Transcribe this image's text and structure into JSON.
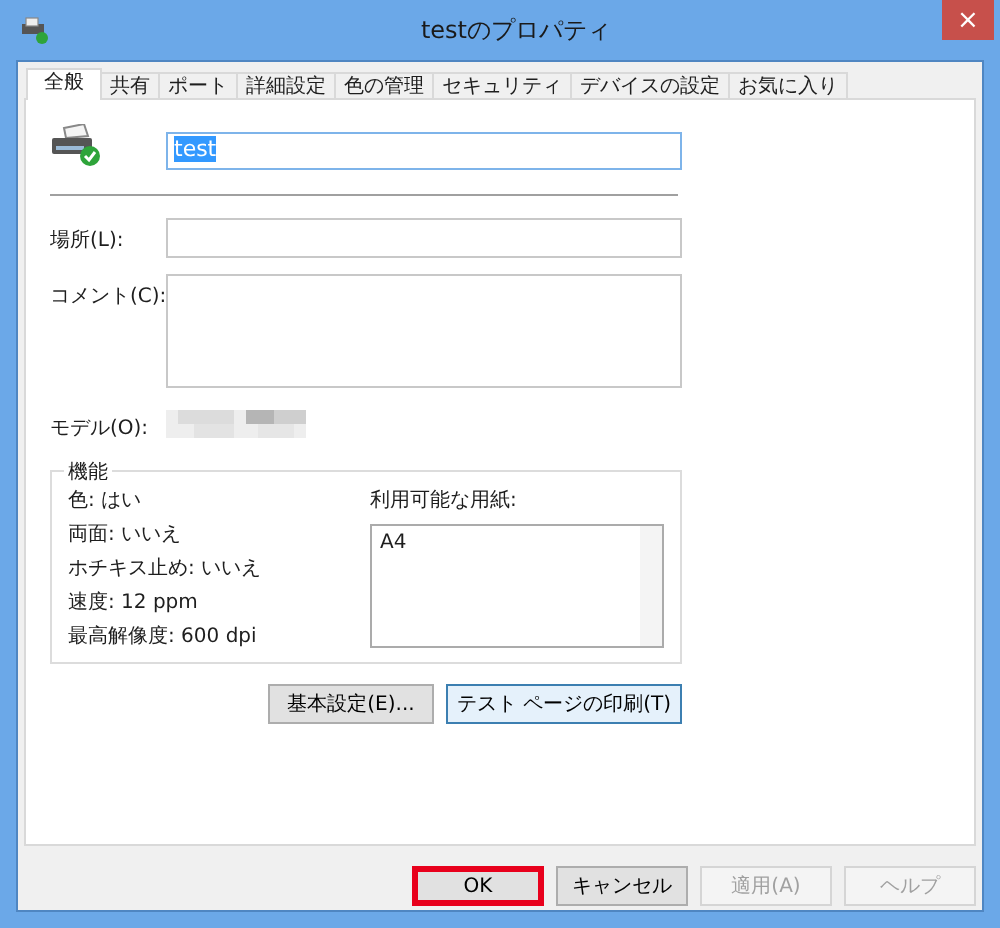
{
  "window": {
    "title": "testのプロパティ",
    "close": "×"
  },
  "tabs": [
    {
      "label": "全般",
      "selected": true
    },
    {
      "label": "共有",
      "selected": false
    },
    {
      "label": "ポート",
      "selected": false
    },
    {
      "label": "詳細設定",
      "selected": false
    },
    {
      "label": "色の管理",
      "selected": false
    },
    {
      "label": "セキュリティ",
      "selected": false
    },
    {
      "label": "デバイスの設定",
      "selected": false
    },
    {
      "label": "お気に入り",
      "selected": false
    }
  ],
  "name_field": {
    "value": "test",
    "selected": true
  },
  "location": {
    "label": "場所(L):"
  },
  "comment": {
    "label": "コメント(C):"
  },
  "model": {
    "label": "モデル(O):"
  },
  "features": {
    "title": "機能",
    "items": [
      "色: はい",
      "両面: いいえ",
      "ホチキス止め: いいえ",
      "速度: 12 ppm",
      "最高解像度: 600 dpi"
    ],
    "paper_label": "利用可能な用紙:",
    "paper_list": [
      "A4"
    ]
  },
  "panel_buttons": [
    {
      "label": "基本設定(E)...",
      "default": false
    },
    {
      "label": "テスト ページの印刷(T)",
      "default": true
    }
  ],
  "buttons": [
    {
      "label": "OK",
      "disabled": false,
      "highlighted": true
    },
    {
      "label": "キャンセル",
      "disabled": false,
      "highlighted": false
    },
    {
      "label": "適用(A)",
      "disabled": true,
      "highlighted": false
    },
    {
      "label": "ヘルプ",
      "disabled": true,
      "highlighted": false
    }
  ]
}
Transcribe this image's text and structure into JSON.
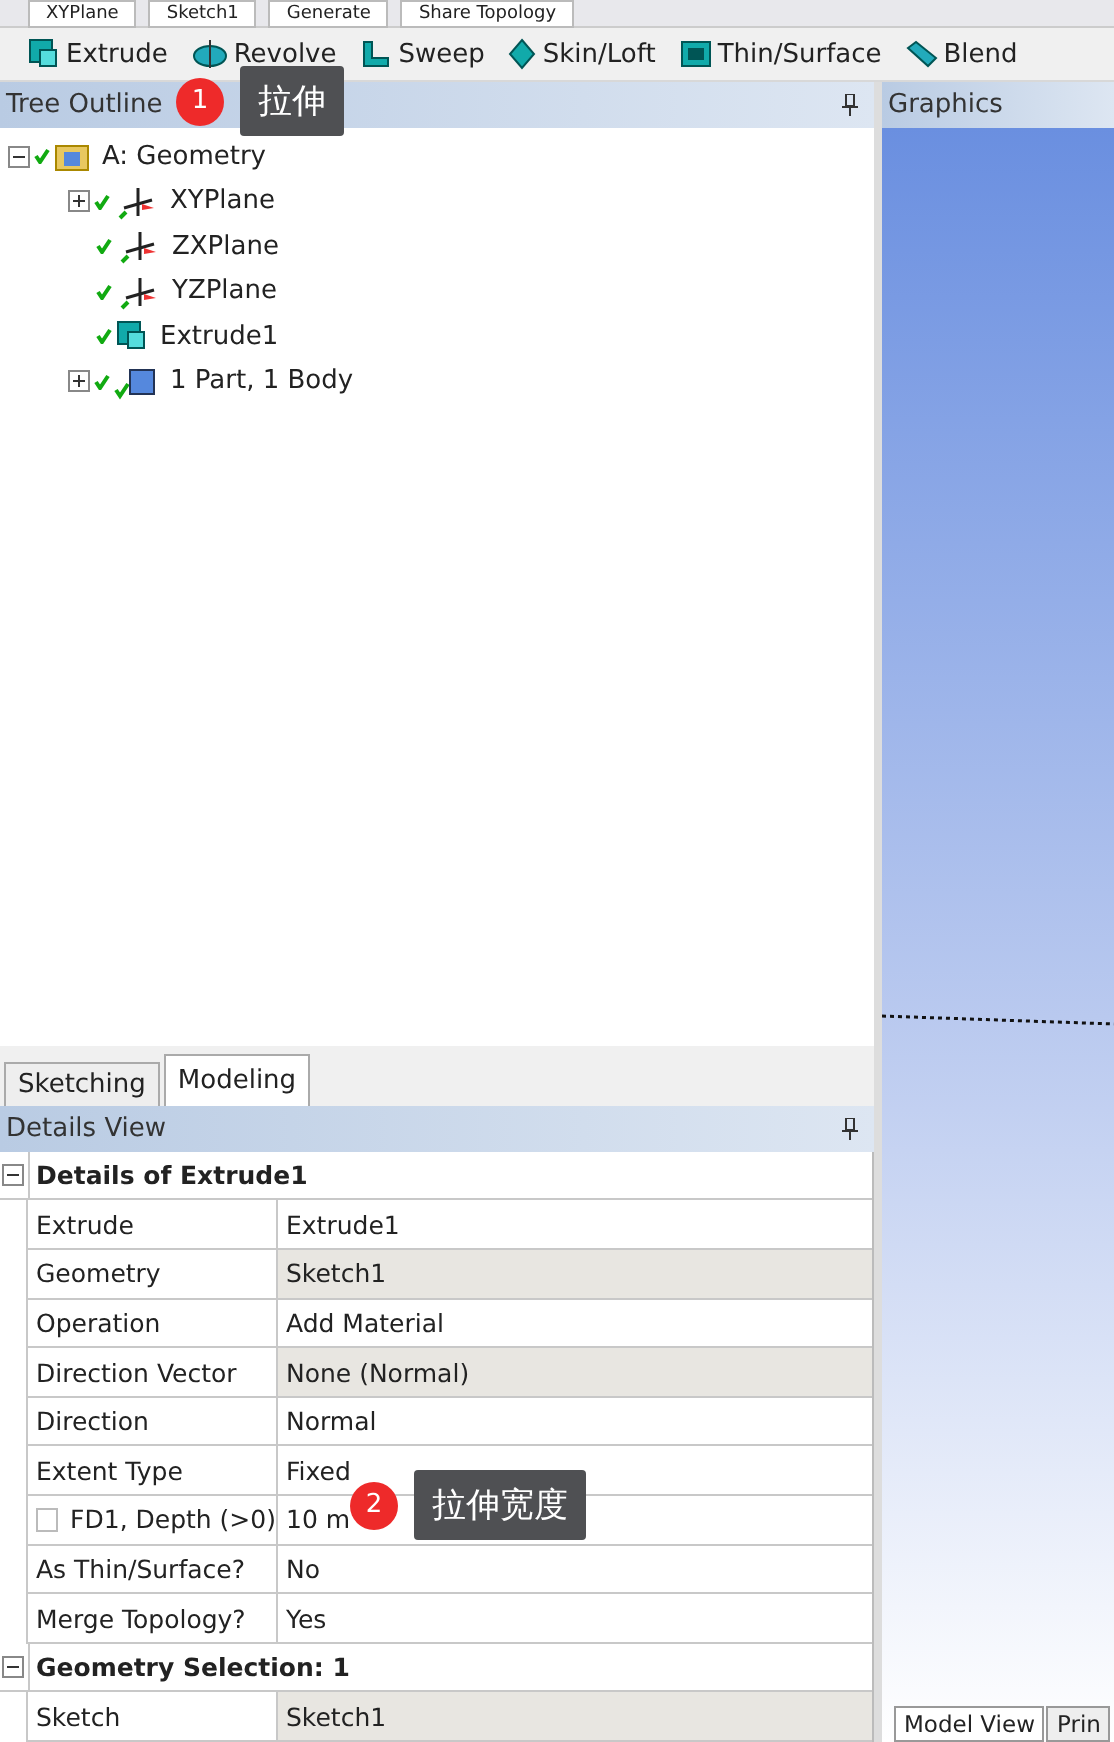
{
  "top_toolbar": {
    "items": [
      "XYPlane",
      "Sketch1",
      "Generate",
      "Share Topology"
    ]
  },
  "feature_toolbar": {
    "items": [
      {
        "label": "Extrude",
        "kind": "extrude"
      },
      {
        "label": "Revolve",
        "kind": "revolve"
      },
      {
        "label": "Sweep",
        "kind": "sweep"
      },
      {
        "label": "Skin/Loft",
        "kind": "loft"
      },
      {
        "label": "Thin/Surface",
        "kind": "thin"
      },
      {
        "label": "Blend",
        "kind": "blend"
      }
    ]
  },
  "tree_outline": {
    "title": "Tree Outline",
    "root": {
      "label": "A: Geometry",
      "expanded": true,
      "children": [
        {
          "label": "XYPlane",
          "kind": "plane",
          "expandable": true
        },
        {
          "label": "ZXPlane",
          "kind": "plane",
          "expandable": false
        },
        {
          "label": "YZPlane",
          "kind": "plane",
          "expandable": false
        },
        {
          "label": "Extrude1",
          "kind": "extrude",
          "expandable": false
        },
        {
          "label": "1 Part, 1 Body",
          "kind": "body",
          "expandable": true
        }
      ]
    }
  },
  "mode_tabs": [
    {
      "label": "Sketching",
      "selected": false
    },
    {
      "label": "Modeling",
      "selected": true
    }
  ],
  "details_view": {
    "title": "Details View",
    "groups": [
      {
        "title": "Details of Extrude1",
        "rows": [
          {
            "name": "Extrude",
            "value": "Extrude1",
            "shaded": false
          },
          {
            "name": "Geometry",
            "value": "Sketch1",
            "shaded": true
          },
          {
            "name": "Operation",
            "value": "Add Material",
            "shaded": false
          },
          {
            "name": "Direction Vector",
            "value": "None (Normal)",
            "shaded": true
          },
          {
            "name": "Direction",
            "value": "Normal",
            "shaded": false
          },
          {
            "name": "Extent Type",
            "value": "Fixed",
            "shaded": false
          },
          {
            "name": "FD1,  Depth (>0)",
            "value": "10 m",
            "shaded": false,
            "checked": false
          },
          {
            "name": "As Thin/Surface?",
            "value": "No",
            "shaded": false
          },
          {
            "name": "Merge Topology?",
            "value": "Yes",
            "shaded": false
          }
        ]
      },
      {
        "title": "Geometry Selection: 1",
        "rows": [
          {
            "name": "Sketch",
            "value": "Sketch1",
            "shaded": true
          }
        ]
      }
    ]
  },
  "graphics": {
    "title": "Graphics",
    "tabs": [
      {
        "label": "Model View",
        "selected": true
      },
      {
        "label": "Prin",
        "selected": false
      }
    ]
  },
  "annotations": [
    {
      "number": "1",
      "text": "拉伸"
    },
    {
      "number": "2",
      "text": "拉伸宽度"
    }
  ]
}
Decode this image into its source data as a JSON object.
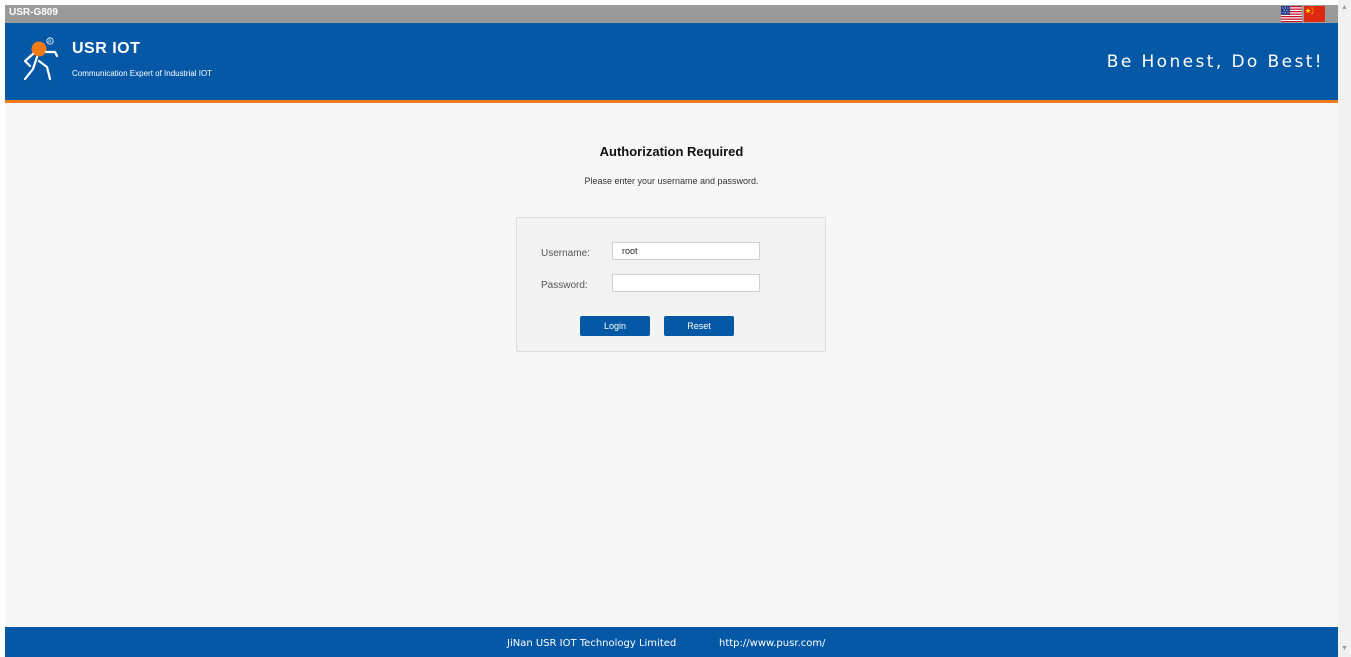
{
  "titlebar": {
    "device_name": "USR-G809",
    "flags": [
      {
        "name": "us-flag-icon",
        "title": "English"
      },
      {
        "name": "cn-flag-icon",
        "title": "Chinese"
      }
    ]
  },
  "header": {
    "brand_name": "USR IOT",
    "brand_sub": "Communication Expert of Industrial IOT",
    "slogan": "Be Honest, Do Best!",
    "colors": {
      "blue": "#0558a6",
      "orange": "#f07b1a"
    }
  },
  "auth": {
    "title": "Authorization Required",
    "message": "Please enter your username and password.",
    "username_label": "Username:",
    "username_value": "root",
    "password_label": "Password:",
    "password_value": "",
    "login_label": "Login",
    "reset_label": "Reset"
  },
  "footer": {
    "company": "JiNan USR IOT Technology Limited",
    "url": "http://www.pusr.com/"
  },
  "scrollbar": {
    "up_icon": "scroll-up-arrow-icon",
    "down_icon": "scroll-down-arrow-icon"
  }
}
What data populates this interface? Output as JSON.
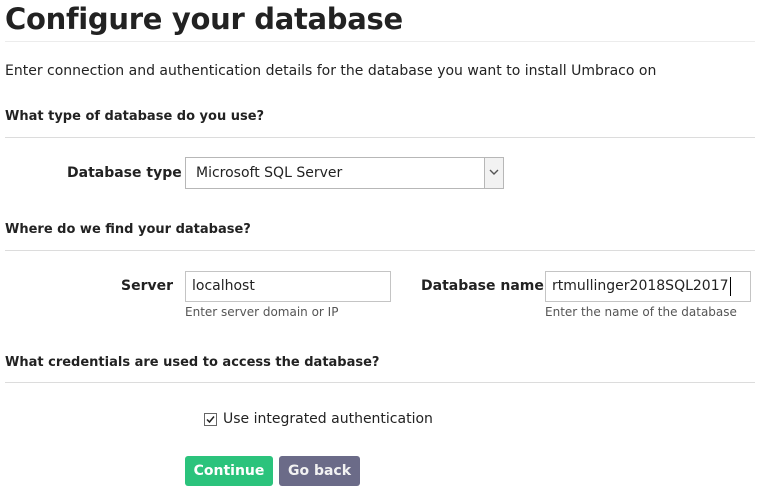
{
  "page": {
    "title": "Configure your database",
    "intro": "Enter connection and authentication details for the database you want to install Umbraco on"
  },
  "sections": {
    "type": {
      "heading": "What type of database do you use?"
    },
    "location": {
      "heading": "Where do we find your database?"
    },
    "credentials": {
      "heading": "What credentials are used to access the database?"
    }
  },
  "database_type": {
    "label": "Database type",
    "selected": "Microsoft SQL Server"
  },
  "server": {
    "label": "Server",
    "value": "localhost",
    "hint": "Enter server domain or IP"
  },
  "database_name": {
    "label": "Database name",
    "value": "rtmullinger2018SQL2017",
    "hint": "Enter the name of the database"
  },
  "integrated_auth": {
    "label": "Use integrated authentication",
    "checked": true
  },
  "actions": {
    "continue_label": "Continue",
    "back_label": "Go back"
  },
  "colors": {
    "continue_button": "#2bc37c",
    "back_button": "#6b6b88",
    "text": "#222222"
  },
  "icons": {
    "select_arrow": "chevron-down-icon",
    "checkbox_mark": "checkmark-icon"
  }
}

____________

▶ _EXERCISE DESCRIPTION_: Extract the text of all the records above verbatim, excluding pictures.

▶ _EXPECTED ANSWER_:
Transcribe this image's text and structure into JSON.
{
  "window": {
    "title": "testのプロパティ",
    "close": "×"
  },
  "tabs": [
    {
      "label": "全般",
      "selected": true
    },
    {
      "label": "共有",
      "selected": false
    },
    {
      "label": "ポート",
      "selected": false
    },
    {
      "label": "詳細設定",
      "selected": false
    },
    {
      "label": "色の管理",
      "selected": false
    },
    {
      "label": "セキュリティ",
      "selected": false
    },
    {
      "label": "デバイスの設定",
      "selected": false
    },
    {
      "label": "お気に入り",
      "selected": false
    }
  ],
  "name_field": {
    "value": "test",
    "selected": true
  },
  "location": {
    "label": "場所(L):"
  },
  "comment": {
    "label": "コメント(C):"
  },
  "model": {
    "label": "モデル(O):"
  },
  "features": {
    "title": "機能",
    "items": [
      "色: はい",
      "両面: いいえ",
      "ホチキス止め: いいえ",
      "速度: 12 ppm",
      "最高解像度: 600 dpi"
    ],
    "paper_label": "利用可能な用紙:",
    "paper_list": [
      "A4"
    ]
  },
  "panel_buttons": [
    {
      "label": "基本設定(E)...",
      "default": false
    },
    {
      "label": "テスト ページの印刷(T)",
      "default": true
    }
  ],
  "buttons": [
    {
      "label": "OK",
      "disabled": false,
      "highlighted": true
    },
    {
      "label": "キャンセル",
      "disabled": false,
      "highlighted": false
    },
    {
      "label": "適用(A)",
      "disabled": true,
      "highlighted": false
    },
    {
      "label": "ヘルプ",
      "disabled": true,
      "highlighted": false
    }
  ]
}
Transcribe this image's text and structure into JSON.
{
  "top_toolbar": {
    "items": [
      "XYPlane",
      "Sketch1",
      "Generate",
      "Share Topology"
    ]
  },
  "feature_toolbar": {
    "items": [
      {
        "label": "Extrude",
        "kind": "extrude"
      },
      {
        "label": "Revolve",
        "kind": "revolve"
      },
      {
        "label": "Sweep",
        "kind": "sweep"
      },
      {
        "label": "Skin/Loft",
        "kind": "loft"
      },
      {
        "label": "Thin/Surface",
        "kind": "thin"
      },
      {
        "label": "Blend",
        "kind": "blend"
      }
    ]
  },
  "tree_outline": {
    "title": "Tree Outline",
    "root": {
      "label": "A: Geometry",
      "expanded": true,
      "children": [
        {
          "label": "XYPlane",
          "kind": "plane",
          "expandable": true
        },
        {
          "label": "ZXPlane",
          "kind": "plane",
          "expandable": false
        },
        {
          "label": "YZPlane",
          "kind": "plane",
          "expandable": false
        },
        {
          "label": "Extrude1",
          "kind": "extrude",
          "expandable": false
        },
        {
          "label": "1 Part, 1 Body",
          "kind": "body",
          "expandable": true
        }
      ]
    }
  },
  "mode_tabs": [
    {
      "label": "Sketching",
      "selected": false
    },
    {
      "label": "Modeling",
      "selected": true
    }
  ],
  "details_view": {
    "title": "Details View",
    "groups": [
      {
        "title": "Details of Extrude1",
        "rows": [
          {
            "name": "Extrude",
            "value": "Extrude1",
            "shaded": false
          },
          {
            "name": "Geometry",
            "value": "Sketch1",
            "shaded": true
          },
          {
            "name": "Operation",
            "value": "Add Material",
            "shaded": false
          },
          {
            "name": "Direction Vector",
            "value": "None (Normal)",
            "shaded": true
          },
          {
            "name": "Direction",
            "value": "Normal",
            "shaded": false
          },
          {
            "name": "Extent Type",
            "value": "Fixed",
            "shaded": false
          },
          {
            "name": "FD1,  Depth (>0)",
            "value": "10 m",
            "shaded": false,
            "checked": false
          },
          {
            "name": "As Thin/Surface?",
            "value": "No",
            "shaded": false
          },
          {
            "name": "Merge Topology?",
            "value": "Yes",
            "shaded": false
          }
        ]
      },
      {
        "title": "Geometry Selection: 1",
        "rows": [
          {
            "name": "Sketch",
            "value": "Sketch1",
            "shaded": true
          }
        ]
      }
    ]
  },
  "graphics": {
    "title": "Graphics",
    "tabs": [
      {
        "label": "Model View",
        "selected": true
      },
      {
        "label": "Prin",
        "selected": false
      }
    ]
  },
  "annotations": [
    {
      "number": "1",
      "text": "拉伸"
    },
    {
      "number": "2",
      "text": "拉伸宽度"
    }
  ]
}
Decode this image into its source data as a JSON object.
{
  "titlebar": {
    "device_name": "USR-G809",
    "flags": [
      {
        "name": "us-flag-icon",
        "title": "English"
      },
      {
        "name": "cn-flag-icon",
        "title": "Chinese"
      }
    ]
  },
  "header": {
    "brand_name": "USR IOT",
    "brand_sub": "Communication Expert of Industrial IOT",
    "slogan": "Be Honest, Do Best!",
    "colors": {
      "blue": "#0558a6",
      "orange": "#f07b1a"
    }
  },
  "auth": {
    "title": "Authorization Required",
    "message": "Please enter your username and password.",
    "username_label": "Username:",
    "username_value": "root",
    "password_label": "Password:",
    "password_value": "",
    "login_label": "Login",
    "reset_label": "Reset"
  },
  "footer": {
    "company": "JiNan USR IOT Technology Limited",
    "url": "http://www.pusr.com/"
  },
  "scrollbar": {
    "up_icon": "scroll-up-arrow-icon",
    "down_icon": "scroll-down-arrow-icon"
  }
}
What data populates this interface? Output as JSON.
{
  "page": {
    "title": "Configure your database",
    "intro": "Enter connection and authentication details for the database you want to install Umbraco on"
  },
  "sections": {
    "type": {
      "heading": "What type of database do you use?"
    },
    "location": {
      "heading": "Where do we find your database?"
    },
    "credentials": {
      "heading": "What credentials are used to access the database?"
    }
  },
  "database_type": {
    "label": "Database type",
    "selected": "Microsoft SQL Server"
  },
  "server": {
    "label": "Server",
    "value": "localhost",
    "hint": "Enter server domain or IP"
  },
  "database_name": {
    "label": "Database name",
    "value": "rtmullinger2018SQL2017",
    "hint": "Enter the name of the database"
  },
  "integrated_auth": {
    "label": "Use integrated authentication",
    "checked": true
  },
  "actions": {
    "continue_label": "Continue",
    "back_label": "Go back"
  },
  "colors": {
    "continue_button": "#2bc37c",
    "back_button": "#6b6b88",
    "text": "#222222"
  },
  "icons": {
    "select_arrow": "chevron-down-icon",
    "checkbox_mark": "checkmark-icon"
  }
}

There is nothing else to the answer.